**Data**:
_____

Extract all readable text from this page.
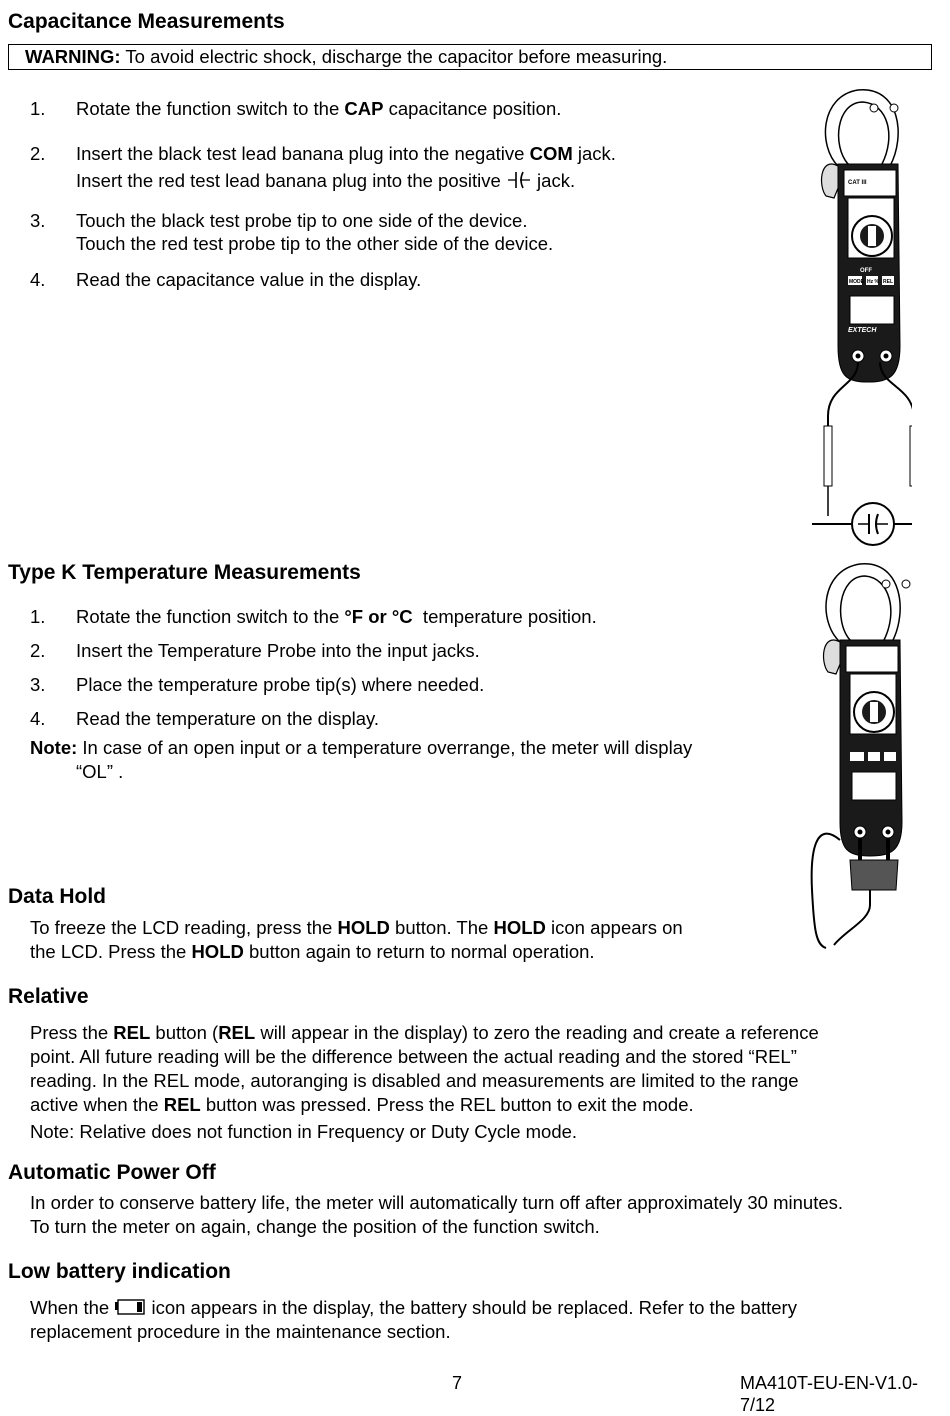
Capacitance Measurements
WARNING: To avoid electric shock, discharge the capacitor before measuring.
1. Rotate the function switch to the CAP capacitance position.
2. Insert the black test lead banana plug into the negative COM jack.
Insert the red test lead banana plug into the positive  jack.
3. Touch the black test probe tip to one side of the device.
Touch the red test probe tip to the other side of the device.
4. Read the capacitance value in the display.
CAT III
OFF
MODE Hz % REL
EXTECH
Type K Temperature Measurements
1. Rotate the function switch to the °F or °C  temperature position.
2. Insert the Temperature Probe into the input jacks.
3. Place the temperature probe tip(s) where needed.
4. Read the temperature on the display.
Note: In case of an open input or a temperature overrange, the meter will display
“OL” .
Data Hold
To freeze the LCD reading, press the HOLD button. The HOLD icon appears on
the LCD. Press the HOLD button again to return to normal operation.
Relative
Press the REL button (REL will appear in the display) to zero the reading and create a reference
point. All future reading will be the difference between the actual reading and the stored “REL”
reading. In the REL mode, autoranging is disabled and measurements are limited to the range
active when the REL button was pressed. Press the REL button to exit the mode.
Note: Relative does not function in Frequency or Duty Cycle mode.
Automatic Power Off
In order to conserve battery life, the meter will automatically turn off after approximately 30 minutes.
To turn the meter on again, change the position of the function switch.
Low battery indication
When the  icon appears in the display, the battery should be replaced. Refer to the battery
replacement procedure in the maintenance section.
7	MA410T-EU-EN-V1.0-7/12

_____

**Exercise details**:
Repeat all of the entries word for word, but omit the pictures.

**Expected answer**:
Extract all readable text from this page.
Capacitance Measurements
WARNING: To avoid electric shock, discharge the capacitor before measuring.
1. Rotate the function switch to the CAP capacitance position.
2. Insert the black test lead banana plug into the negative COM jack.
Insert the red test lead banana plug into the positive  jack.
3. Touch the black test probe tip to one side of the device.
Touch the red test probe tip to the other side of the device.
4. Read the capacitance value in the display.
CAT III
OFF
MODE Hz % REL
EXTECH
Type K Temperature Measurements
1. Rotate the function switch to the °F or °C  temperature position.
2. Insert the Temperature Probe into the input jacks.
3. Place the temperature probe tip(s) where needed.
4. Read the temperature on the display.
Note: In case of an open input or a temperature overrange, the meter will display
“OL” .
Data Hold
To freeze the LCD reading, press the HOLD button. The HOLD icon appears on
the LCD. Press the HOLD button again to return to normal operation.
Relative
Press the REL button (REL will appear in the display) to zero the reading and create a reference
point. All future reading will be the difference between the actual reading and the stored “REL”
reading. In the REL mode, autoranging is disabled and measurements are limited to the range
active when the REL button was pressed. Press the REL button to exit the mode.
Note: Relative does not function in Frequency or Duty Cycle mode.
Automatic Power Off
In order to conserve battery life, the meter will automatically turn off after approximately 30 minutes.
To turn the meter on again, change the position of the function switch.
Low battery indication
When the  icon appears in the display, the battery should be replaced. Refer to the battery
replacement procedure in the maintenance section.
7	MA410T-EU-EN-V1.0-7/12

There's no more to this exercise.